━━ INPUT FOR THIS TASK

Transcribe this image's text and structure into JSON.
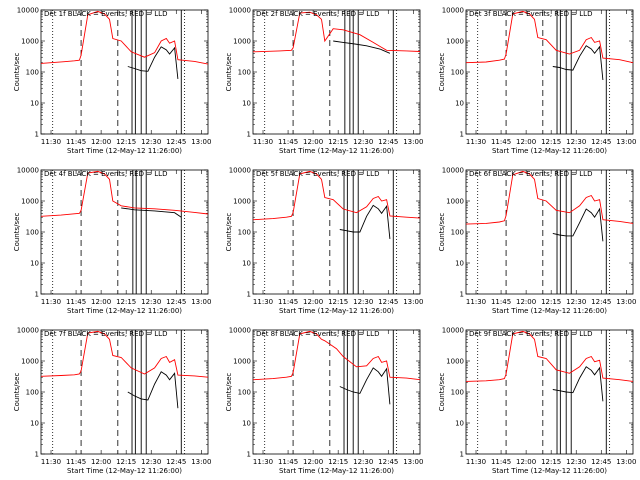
{
  "chart_data": {
    "type": "line",
    "xlabel": "Start Time (12-May-12 11:26:00)",
    "ylabel": "Counts/sec",
    "x_ticks": [
      "11:30",
      "11:45",
      "12:00",
      "12:15",
      "12:30",
      "12:45",
      "13:00"
    ],
    "x_tick_values": [
      30,
      45,
      60,
      75,
      90,
      105,
      120
    ],
    "xlim": [
      24,
      124
    ],
    "ylim": [
      1,
      10000
    ],
    "y_scale": "log",
    "y_ticks": [
      "1",
      "10",
      "100",
      "1000",
      "10000"
    ],
    "y_tick_values": [
      1,
      10,
      100,
      1000,
      10000
    ],
    "series_colors": {
      "events": "#000000",
      "lld": "#ff0000"
    },
    "panels": [
      {
        "title": "Det 1f BLACK = Events, RED = LLD",
        "dotted": [
          31,
          110
        ],
        "dashed": [
          48,
          70
        ],
        "solid": [
          78.5,
          80.5,
          84,
          87,
          108
        ],
        "lld": [
          [
            24,
            190
          ],
          [
            30,
            200
          ],
          [
            38,
            215
          ],
          [
            44,
            230
          ],
          [
            47,
            240
          ],
          [
            48,
            350
          ],
          [
            52,
            7000
          ],
          [
            58,
            9000
          ],
          [
            62,
            7500
          ],
          [
            65,
            5000
          ],
          [
            67,
            1200
          ],
          [
            72,
            1000
          ],
          [
            78,
            450
          ],
          [
            86,
            300
          ],
          [
            92,
            420
          ],
          [
            96,
            1000
          ],
          [
            99,
            1200
          ],
          [
            101,
            850
          ],
          [
            104,
            1000
          ],
          [
            106,
            250
          ],
          [
            116,
            220
          ],
          [
            124,
            180
          ]
        ],
        "events": [
          [
            76,
            150
          ],
          [
            80,
            130
          ],
          [
            84,
            110
          ],
          [
            88,
            105
          ],
          [
            92,
            300
          ],
          [
            96,
            650
          ],
          [
            99,
            520
          ],
          [
            101,
            380
          ],
          [
            104,
            600
          ],
          [
            106,
            60
          ]
        ]
      },
      {
        "title": "Det 2f BLACK = Events, RED = LLD",
        "dotted": [
          31,
          110
        ],
        "dashed": [
          48,
          70
        ],
        "solid": [
          79,
          82,
          84,
          87,
          108
        ],
        "lld": [
          [
            24,
            450
          ],
          [
            40,
            480
          ],
          [
            47,
            500
          ],
          [
            48,
            600
          ],
          [
            52,
            8000
          ],
          [
            58,
            8500
          ],
          [
            62,
            7000
          ],
          [
            65,
            5000
          ],
          [
            67,
            1000
          ],
          [
            72,
            2500
          ],
          [
            78,
            2300
          ],
          [
            88,
            1600
          ],
          [
            96,
            900
          ],
          [
            104,
            500
          ],
          [
            116,
            480
          ],
          [
            124,
            460
          ]
        ],
        "events": [
          [
            72,
            1000
          ],
          [
            78,
            900
          ],
          [
            85,
            800
          ],
          [
            92,
            700
          ],
          [
            100,
            550
          ],
          [
            106,
            400
          ]
        ]
      },
      {
        "title": "Det 3f BLACK = Events, RED = LLD",
        "dotted": [
          31,
          110
        ],
        "dashed": [
          48,
          70
        ],
        "solid": [
          78.5,
          80.5,
          84,
          87,
          108
        ],
        "lld": [
          [
            24,
            200
          ],
          [
            36,
            210
          ],
          [
            44,
            240
          ],
          [
            47,
            260
          ],
          [
            48,
            380
          ],
          [
            52,
            7500
          ],
          [
            58,
            9000
          ],
          [
            62,
            7500
          ],
          [
            65,
            5000
          ],
          [
            67,
            1300
          ],
          [
            72,
            1100
          ],
          [
            78,
            500
          ],
          [
            86,
            380
          ],
          [
            92,
            500
          ],
          [
            96,
            1100
          ],
          [
            99,
            1300
          ],
          [
            101,
            900
          ],
          [
            104,
            1000
          ],
          [
            106,
            280
          ],
          [
            116,
            250
          ],
          [
            124,
            200
          ]
        ],
        "events": [
          [
            76,
            150
          ],
          [
            80,
            140
          ],
          [
            84,
            120
          ],
          [
            88,
            115
          ],
          [
            92,
            320
          ],
          [
            96,
            700
          ],
          [
            99,
            550
          ],
          [
            101,
            400
          ],
          [
            104,
            650
          ],
          [
            106,
            55
          ]
        ]
      },
      {
        "title": "Det 4f BLACK = Events, RED = LLD",
        "dotted": [
          31,
          110
        ],
        "dashed": [
          48,
          70
        ],
        "solid": [
          79,
          81,
          84,
          87,
          108
        ],
        "lld": [
          [
            24,
            320
          ],
          [
            36,
            350
          ],
          [
            47,
            400
          ],
          [
            48,
            500
          ],
          [
            52,
            8000
          ],
          [
            58,
            9000
          ],
          [
            62,
            7500
          ],
          [
            65,
            5000
          ],
          [
            67,
            1000
          ],
          [
            72,
            700
          ],
          [
            80,
            600
          ],
          [
            92,
            560
          ],
          [
            104,
            500
          ],
          [
            116,
            430
          ],
          [
            124,
            380
          ]
        ],
        "events": [
          [
            72,
            600
          ],
          [
            80,
            520
          ],
          [
            92,
            480
          ],
          [
            104,
            420
          ],
          [
            108,
            300
          ]
        ]
      },
      {
        "title": "Det 5f BLACK = Events, RED = LLD",
        "dotted": [
          31,
          110
        ],
        "dashed": [
          48,
          70
        ],
        "solid": [
          78.5,
          80.5,
          84,
          87,
          108
        ],
        "lld": [
          [
            24,
            250
          ],
          [
            36,
            270
          ],
          [
            44,
            300
          ],
          [
            47,
            320
          ],
          [
            48,
            420
          ],
          [
            52,
            7500
          ],
          [
            58,
            9000
          ],
          [
            62,
            7500
          ],
          [
            65,
            5000
          ],
          [
            67,
            1300
          ],
          [
            72,
            1100
          ],
          [
            78,
            550
          ],
          [
            86,
            420
          ],
          [
            92,
            650
          ],
          [
            96,
            1200
          ],
          [
            99,
            1400
          ],
          [
            101,
            1000
          ],
          [
            104,
            1100
          ],
          [
            106,
            330
          ],
          [
            116,
            300
          ],
          [
            124,
            280
          ]
        ],
        "events": [
          [
            76,
            120
          ],
          [
            80,
            110
          ],
          [
            84,
            100
          ],
          [
            88,
            100
          ],
          [
            92,
            320
          ],
          [
            96,
            720
          ],
          [
            99,
            560
          ],
          [
            101,
            400
          ],
          [
            104,
            680
          ],
          [
            106,
            60
          ]
        ]
      },
      {
        "title": "Det 6f BLACK = Events, RED = LLD",
        "dotted": [
          31,
          110
        ],
        "dashed": [
          48,
          70
        ],
        "solid": [
          78.5,
          80.5,
          84,
          87,
          108
        ],
        "lld": [
          [
            24,
            180
          ],
          [
            36,
            190
          ],
          [
            44,
            210
          ],
          [
            47,
            230
          ],
          [
            48,
            340
          ],
          [
            52,
            7000
          ],
          [
            58,
            9000
          ],
          [
            62,
            7500
          ],
          [
            65,
            5000
          ],
          [
            67,
            1200
          ],
          [
            72,
            1000
          ],
          [
            78,
            500
          ],
          [
            86,
            420
          ],
          [
            92,
            700
          ],
          [
            96,
            1300
          ],
          [
            99,
            1500
          ],
          [
            101,
            1000
          ],
          [
            104,
            1100
          ],
          [
            106,
            250
          ],
          [
            116,
            220
          ],
          [
            124,
            190
          ]
        ],
        "events": [
          [
            76,
            90
          ],
          [
            80,
            80
          ],
          [
            84,
            75
          ],
          [
            88,
            75
          ],
          [
            92,
            200
          ],
          [
            96,
            550
          ],
          [
            99,
            420
          ],
          [
            101,
            300
          ],
          [
            104,
            550
          ],
          [
            106,
            50
          ]
        ]
      },
      {
        "title": "Det 7f BLACK = Events, RED = LLD",
        "dotted": [
          31,
          110
        ],
        "dashed": [
          48,
          70
        ],
        "solid": [
          78.5,
          80.5,
          84,
          87,
          108
        ],
        "lld": [
          [
            24,
            320
          ],
          [
            36,
            340
          ],
          [
            44,
            360
          ],
          [
            47,
            380
          ],
          [
            48,
            480
          ],
          [
            52,
            8000
          ],
          [
            58,
            9000
          ],
          [
            62,
            7500
          ],
          [
            65,
            5000
          ],
          [
            67,
            1500
          ],
          [
            72,
            1300
          ],
          [
            78,
            600
          ],
          [
            86,
            380
          ],
          [
            92,
            600
          ],
          [
            96,
            1200
          ],
          [
            99,
            1400
          ],
          [
            101,
            900
          ],
          [
            104,
            1100
          ],
          [
            106,
            350
          ],
          [
            116,
            330
          ],
          [
            124,
            300
          ]
        ],
        "events": [
          [
            76,
            100
          ],
          [
            80,
            75
          ],
          [
            84,
            60
          ],
          [
            88,
            55
          ],
          [
            92,
            180
          ],
          [
            96,
            450
          ],
          [
            99,
            350
          ],
          [
            101,
            250
          ],
          [
            104,
            400
          ],
          [
            106,
            30
          ]
        ]
      },
      {
        "title": "Det 8f BLACK = Events, RED = LLD",
        "dotted": [
          31,
          110
        ],
        "dashed": [
          48,
          70
        ],
        "solid": [
          78.5,
          80.5,
          84,
          87,
          108
        ],
        "lld": [
          [
            24,
            250
          ],
          [
            36,
            270
          ],
          [
            44,
            300
          ],
          [
            47,
            320
          ],
          [
            48,
            420
          ],
          [
            52,
            7500
          ],
          [
            58,
            9000
          ],
          [
            62,
            7500
          ],
          [
            65,
            5000
          ],
          [
            67,
            4500
          ],
          [
            70,
            3500
          ],
          [
            74,
            2500
          ],
          [
            78,
            1400
          ],
          [
            86,
            650
          ],
          [
            92,
            700
          ],
          [
            96,
            1200
          ],
          [
            99,
            1400
          ],
          [
            101,
            900
          ],
          [
            104,
            1000
          ],
          [
            106,
            300
          ],
          [
            116,
            280
          ],
          [
            124,
            250
          ]
        ],
        "events": [
          [
            76,
            150
          ],
          [
            80,
            120
          ],
          [
            84,
            100
          ],
          [
            88,
            90
          ],
          [
            92,
            250
          ],
          [
            96,
            600
          ],
          [
            99,
            450
          ],
          [
            101,
            320
          ],
          [
            104,
            560
          ],
          [
            106,
            40
          ]
        ]
      },
      {
        "title": "Det 9f BLACK = Events, RED = LLD",
        "dotted": [
          31,
          110
        ],
        "dashed": [
          48,
          70
        ],
        "solid": [
          78.5,
          80.5,
          84,
          87,
          108
        ],
        "lld": [
          [
            24,
            220
          ],
          [
            36,
            230
          ],
          [
            44,
            250
          ],
          [
            47,
            270
          ],
          [
            48,
            380
          ],
          [
            52,
            7500
          ],
          [
            58,
            9000
          ],
          [
            62,
            7500
          ],
          [
            65,
            5000
          ],
          [
            67,
            1400
          ],
          [
            72,
            1200
          ],
          [
            78,
            520
          ],
          [
            86,
            400
          ],
          [
            92,
            650
          ],
          [
            96,
            1200
          ],
          [
            99,
            1400
          ],
          [
            101,
            950
          ],
          [
            104,
            1050
          ],
          [
            106,
            280
          ],
          [
            116,
            250
          ],
          [
            124,
            220
          ]
        ],
        "events": [
          [
            76,
            120
          ],
          [
            80,
            110
          ],
          [
            84,
            100
          ],
          [
            88,
            95
          ],
          [
            92,
            280
          ],
          [
            96,
            650
          ],
          [
            99,
            500
          ],
          [
            101,
            360
          ],
          [
            104,
            600
          ],
          [
            106,
            50
          ]
        ]
      }
    ]
  }
}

━━━━

## WHAT YOU WILL DO
Find every line in the entries that includes the word "title", then state how many there are and nothing else.

## REPLY TO THE EXERCISE
9